TASK DIRECTIONS: In the entries below, find the lines with the word "cérébrale" and copy them.

Dataset records:
******
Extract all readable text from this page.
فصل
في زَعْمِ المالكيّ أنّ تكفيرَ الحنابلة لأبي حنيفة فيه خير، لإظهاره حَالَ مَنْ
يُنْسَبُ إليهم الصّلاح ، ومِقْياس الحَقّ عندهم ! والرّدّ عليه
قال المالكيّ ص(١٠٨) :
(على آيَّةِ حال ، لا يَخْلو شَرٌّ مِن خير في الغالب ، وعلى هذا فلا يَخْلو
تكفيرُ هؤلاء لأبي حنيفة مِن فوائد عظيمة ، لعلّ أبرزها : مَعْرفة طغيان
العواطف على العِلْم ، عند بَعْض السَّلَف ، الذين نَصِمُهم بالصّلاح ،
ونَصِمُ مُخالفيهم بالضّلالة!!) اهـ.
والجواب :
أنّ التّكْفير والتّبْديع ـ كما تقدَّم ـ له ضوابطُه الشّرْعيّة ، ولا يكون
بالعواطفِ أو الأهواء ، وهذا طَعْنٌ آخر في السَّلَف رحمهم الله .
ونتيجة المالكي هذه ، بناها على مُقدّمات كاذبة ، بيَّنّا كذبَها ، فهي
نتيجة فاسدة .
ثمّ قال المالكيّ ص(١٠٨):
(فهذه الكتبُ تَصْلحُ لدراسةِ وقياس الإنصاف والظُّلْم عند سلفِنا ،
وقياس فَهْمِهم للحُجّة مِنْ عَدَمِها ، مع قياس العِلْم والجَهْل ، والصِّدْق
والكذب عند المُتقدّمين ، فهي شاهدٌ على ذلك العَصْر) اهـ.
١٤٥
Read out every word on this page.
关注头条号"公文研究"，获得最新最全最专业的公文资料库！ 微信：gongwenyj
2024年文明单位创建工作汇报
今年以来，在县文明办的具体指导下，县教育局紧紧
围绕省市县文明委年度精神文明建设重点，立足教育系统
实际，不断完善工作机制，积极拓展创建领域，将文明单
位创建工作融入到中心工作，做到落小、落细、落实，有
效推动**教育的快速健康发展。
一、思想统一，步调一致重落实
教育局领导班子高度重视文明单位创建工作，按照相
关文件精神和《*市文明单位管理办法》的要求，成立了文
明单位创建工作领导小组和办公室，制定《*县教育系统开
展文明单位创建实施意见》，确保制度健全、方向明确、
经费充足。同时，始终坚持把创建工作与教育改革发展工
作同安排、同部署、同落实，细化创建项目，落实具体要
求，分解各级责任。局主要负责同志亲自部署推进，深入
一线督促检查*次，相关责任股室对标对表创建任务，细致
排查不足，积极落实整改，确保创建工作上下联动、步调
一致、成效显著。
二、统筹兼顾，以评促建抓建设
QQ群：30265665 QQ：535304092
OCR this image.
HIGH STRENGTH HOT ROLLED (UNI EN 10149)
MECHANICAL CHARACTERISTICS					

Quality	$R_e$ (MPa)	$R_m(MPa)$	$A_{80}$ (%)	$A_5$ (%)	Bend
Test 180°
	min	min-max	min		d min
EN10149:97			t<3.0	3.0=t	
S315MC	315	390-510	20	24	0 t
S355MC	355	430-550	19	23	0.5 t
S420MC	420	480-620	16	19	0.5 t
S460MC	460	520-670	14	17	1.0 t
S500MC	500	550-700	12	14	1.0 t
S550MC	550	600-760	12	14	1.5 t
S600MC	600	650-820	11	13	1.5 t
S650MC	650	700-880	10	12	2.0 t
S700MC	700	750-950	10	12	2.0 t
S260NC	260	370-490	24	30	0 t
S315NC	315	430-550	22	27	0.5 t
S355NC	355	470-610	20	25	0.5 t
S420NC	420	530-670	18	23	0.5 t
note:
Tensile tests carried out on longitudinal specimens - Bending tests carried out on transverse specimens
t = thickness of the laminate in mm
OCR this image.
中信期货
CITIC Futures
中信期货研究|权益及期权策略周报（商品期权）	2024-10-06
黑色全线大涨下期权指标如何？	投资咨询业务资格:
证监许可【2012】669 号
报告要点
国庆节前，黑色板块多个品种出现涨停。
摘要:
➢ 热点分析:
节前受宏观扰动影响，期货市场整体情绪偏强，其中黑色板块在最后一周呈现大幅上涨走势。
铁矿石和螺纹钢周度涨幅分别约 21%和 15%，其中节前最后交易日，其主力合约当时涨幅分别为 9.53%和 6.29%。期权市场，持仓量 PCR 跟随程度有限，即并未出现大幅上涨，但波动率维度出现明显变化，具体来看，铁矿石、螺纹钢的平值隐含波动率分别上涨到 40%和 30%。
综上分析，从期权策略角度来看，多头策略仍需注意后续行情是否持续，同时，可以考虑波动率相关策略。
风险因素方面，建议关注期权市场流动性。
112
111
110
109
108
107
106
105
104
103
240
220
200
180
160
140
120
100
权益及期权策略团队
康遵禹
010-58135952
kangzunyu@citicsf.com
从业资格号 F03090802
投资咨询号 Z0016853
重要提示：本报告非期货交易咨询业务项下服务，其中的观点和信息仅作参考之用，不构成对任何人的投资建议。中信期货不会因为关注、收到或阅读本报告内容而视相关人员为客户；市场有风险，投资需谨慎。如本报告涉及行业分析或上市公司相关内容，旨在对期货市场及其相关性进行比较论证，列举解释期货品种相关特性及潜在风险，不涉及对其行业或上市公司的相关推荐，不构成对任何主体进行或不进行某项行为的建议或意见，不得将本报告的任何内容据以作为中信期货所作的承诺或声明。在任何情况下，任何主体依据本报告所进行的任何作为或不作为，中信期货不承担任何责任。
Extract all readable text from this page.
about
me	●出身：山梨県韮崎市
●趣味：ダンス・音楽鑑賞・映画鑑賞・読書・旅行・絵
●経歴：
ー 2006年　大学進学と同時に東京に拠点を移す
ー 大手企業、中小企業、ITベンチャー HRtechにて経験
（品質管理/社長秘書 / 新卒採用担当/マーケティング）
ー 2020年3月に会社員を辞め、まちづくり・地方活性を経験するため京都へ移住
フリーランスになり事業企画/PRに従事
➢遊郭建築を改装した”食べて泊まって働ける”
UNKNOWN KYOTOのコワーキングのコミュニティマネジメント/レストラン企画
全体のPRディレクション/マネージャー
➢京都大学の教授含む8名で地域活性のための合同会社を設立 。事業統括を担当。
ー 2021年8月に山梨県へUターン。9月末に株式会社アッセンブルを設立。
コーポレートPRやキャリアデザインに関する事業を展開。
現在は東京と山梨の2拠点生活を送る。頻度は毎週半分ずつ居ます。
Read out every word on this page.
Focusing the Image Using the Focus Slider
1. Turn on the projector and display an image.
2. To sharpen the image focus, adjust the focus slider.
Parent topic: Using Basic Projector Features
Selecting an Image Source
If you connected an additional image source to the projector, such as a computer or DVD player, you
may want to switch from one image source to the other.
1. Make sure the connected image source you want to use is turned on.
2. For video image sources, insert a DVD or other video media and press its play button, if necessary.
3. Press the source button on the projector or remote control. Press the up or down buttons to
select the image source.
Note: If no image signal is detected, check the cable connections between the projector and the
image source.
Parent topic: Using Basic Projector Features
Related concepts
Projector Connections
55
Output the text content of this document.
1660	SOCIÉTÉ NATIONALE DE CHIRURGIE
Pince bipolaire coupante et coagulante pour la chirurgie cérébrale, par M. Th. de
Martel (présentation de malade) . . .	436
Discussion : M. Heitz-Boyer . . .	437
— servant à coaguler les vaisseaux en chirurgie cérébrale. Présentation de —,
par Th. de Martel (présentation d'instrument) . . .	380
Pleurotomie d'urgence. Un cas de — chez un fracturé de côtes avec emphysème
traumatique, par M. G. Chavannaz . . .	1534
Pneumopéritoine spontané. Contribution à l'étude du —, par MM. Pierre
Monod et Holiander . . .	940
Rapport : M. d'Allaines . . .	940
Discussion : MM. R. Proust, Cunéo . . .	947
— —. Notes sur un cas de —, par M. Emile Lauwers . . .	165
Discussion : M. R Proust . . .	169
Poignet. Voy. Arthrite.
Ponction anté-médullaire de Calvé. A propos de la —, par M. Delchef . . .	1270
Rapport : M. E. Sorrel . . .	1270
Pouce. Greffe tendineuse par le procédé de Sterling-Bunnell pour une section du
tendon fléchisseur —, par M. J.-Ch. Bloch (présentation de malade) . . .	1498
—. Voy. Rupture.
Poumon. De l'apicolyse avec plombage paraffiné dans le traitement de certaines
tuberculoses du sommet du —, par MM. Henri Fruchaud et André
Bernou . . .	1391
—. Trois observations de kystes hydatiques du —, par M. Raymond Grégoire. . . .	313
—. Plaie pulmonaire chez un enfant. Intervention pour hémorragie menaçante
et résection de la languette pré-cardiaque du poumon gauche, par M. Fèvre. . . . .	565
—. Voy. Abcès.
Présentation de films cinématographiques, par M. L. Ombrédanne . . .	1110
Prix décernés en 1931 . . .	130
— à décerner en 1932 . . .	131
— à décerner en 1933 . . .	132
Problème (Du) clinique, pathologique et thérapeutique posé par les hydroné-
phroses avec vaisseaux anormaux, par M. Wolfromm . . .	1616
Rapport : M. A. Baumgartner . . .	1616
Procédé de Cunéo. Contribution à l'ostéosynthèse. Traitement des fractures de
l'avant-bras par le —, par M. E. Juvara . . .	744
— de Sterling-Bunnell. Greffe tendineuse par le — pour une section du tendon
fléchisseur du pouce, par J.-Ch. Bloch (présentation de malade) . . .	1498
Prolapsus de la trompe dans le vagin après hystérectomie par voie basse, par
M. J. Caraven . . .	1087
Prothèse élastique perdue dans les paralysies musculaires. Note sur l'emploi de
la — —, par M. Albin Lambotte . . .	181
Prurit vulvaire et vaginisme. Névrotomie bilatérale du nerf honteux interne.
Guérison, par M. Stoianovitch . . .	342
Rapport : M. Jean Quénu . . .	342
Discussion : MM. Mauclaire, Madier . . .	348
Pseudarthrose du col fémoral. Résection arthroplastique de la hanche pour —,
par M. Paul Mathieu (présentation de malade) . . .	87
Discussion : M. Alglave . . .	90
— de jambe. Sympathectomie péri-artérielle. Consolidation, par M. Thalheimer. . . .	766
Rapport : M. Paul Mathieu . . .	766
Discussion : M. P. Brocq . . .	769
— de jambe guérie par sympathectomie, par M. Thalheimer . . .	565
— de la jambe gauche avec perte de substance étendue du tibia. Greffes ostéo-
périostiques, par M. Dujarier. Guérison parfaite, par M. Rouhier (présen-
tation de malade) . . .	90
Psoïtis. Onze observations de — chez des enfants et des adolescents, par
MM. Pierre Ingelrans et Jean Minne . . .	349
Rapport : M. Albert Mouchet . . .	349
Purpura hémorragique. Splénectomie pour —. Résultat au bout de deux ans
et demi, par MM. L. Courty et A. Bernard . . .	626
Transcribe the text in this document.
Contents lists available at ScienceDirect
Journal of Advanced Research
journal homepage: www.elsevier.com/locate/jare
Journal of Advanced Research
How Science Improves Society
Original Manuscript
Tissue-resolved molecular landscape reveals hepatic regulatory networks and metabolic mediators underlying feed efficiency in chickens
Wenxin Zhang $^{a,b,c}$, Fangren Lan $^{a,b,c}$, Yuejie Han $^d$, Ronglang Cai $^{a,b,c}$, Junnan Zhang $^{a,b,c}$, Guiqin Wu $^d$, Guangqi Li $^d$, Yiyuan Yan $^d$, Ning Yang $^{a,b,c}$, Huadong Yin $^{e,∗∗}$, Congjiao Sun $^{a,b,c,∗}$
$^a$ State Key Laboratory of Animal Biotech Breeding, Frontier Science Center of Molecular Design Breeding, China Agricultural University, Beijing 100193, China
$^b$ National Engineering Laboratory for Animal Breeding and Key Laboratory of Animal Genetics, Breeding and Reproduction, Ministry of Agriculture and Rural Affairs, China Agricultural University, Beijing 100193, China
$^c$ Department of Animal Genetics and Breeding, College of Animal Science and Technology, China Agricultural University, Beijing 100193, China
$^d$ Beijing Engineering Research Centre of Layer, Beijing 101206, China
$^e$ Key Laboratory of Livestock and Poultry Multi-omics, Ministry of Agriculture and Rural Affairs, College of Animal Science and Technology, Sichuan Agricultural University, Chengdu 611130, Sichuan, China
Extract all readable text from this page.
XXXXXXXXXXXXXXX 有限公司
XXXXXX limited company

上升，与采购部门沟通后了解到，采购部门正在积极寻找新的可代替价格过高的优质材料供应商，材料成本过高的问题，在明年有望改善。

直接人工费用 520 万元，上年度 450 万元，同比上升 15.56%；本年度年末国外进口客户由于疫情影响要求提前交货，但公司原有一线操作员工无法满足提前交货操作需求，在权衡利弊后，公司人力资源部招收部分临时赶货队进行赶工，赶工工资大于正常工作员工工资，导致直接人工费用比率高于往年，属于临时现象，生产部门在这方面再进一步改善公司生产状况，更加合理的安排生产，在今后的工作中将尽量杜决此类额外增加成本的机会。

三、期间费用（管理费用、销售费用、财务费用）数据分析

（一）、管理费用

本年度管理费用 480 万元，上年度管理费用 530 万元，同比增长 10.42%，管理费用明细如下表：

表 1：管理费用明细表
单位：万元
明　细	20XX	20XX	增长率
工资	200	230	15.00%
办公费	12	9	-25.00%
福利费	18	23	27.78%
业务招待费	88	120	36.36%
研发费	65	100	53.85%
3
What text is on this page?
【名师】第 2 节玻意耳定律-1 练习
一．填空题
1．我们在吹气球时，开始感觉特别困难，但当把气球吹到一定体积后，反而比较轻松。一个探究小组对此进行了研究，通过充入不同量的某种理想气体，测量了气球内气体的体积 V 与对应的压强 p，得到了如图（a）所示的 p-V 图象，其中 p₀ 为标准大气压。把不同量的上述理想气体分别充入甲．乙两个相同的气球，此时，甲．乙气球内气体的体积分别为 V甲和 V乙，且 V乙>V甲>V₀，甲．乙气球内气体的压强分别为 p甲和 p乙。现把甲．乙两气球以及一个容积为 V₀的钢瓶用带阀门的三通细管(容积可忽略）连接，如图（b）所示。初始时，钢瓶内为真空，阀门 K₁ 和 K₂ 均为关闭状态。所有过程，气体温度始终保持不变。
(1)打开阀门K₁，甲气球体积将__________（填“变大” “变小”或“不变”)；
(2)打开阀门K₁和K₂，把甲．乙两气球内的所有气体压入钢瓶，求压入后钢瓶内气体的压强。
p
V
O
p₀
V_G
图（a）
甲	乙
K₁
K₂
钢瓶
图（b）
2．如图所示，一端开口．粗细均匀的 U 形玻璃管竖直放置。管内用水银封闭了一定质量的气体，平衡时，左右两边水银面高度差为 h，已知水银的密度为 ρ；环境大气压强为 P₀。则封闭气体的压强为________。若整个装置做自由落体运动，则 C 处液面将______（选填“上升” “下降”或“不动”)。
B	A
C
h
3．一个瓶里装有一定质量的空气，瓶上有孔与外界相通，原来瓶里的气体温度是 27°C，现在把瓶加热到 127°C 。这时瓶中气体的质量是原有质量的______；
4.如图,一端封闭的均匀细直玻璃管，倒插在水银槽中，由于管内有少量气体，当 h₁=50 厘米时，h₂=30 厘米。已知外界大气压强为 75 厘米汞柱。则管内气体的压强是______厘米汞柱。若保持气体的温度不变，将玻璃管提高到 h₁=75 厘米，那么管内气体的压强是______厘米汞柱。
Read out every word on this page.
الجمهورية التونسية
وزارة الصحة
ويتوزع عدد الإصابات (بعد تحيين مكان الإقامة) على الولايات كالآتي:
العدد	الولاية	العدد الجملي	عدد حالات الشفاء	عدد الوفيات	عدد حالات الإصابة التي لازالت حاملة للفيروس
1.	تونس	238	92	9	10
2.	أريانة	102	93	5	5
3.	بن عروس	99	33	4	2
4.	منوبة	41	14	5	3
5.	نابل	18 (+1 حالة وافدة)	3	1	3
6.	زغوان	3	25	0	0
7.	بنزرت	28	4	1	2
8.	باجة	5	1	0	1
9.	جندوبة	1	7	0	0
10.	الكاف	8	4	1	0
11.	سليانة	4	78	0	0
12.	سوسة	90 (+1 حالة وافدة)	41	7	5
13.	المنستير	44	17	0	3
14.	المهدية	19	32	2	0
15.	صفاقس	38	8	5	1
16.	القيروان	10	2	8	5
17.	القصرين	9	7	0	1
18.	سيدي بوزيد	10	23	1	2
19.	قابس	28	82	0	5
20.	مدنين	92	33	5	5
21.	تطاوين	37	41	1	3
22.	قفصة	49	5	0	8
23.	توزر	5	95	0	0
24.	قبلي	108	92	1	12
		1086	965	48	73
******
TASK SOLUTION:
Pince bipolaire coupante et coagulante pour la chirurgie cérébrale, par M. Th. de
— servant à coaguler les vaisseaux en chirurgie cérébrale. Présentation de —,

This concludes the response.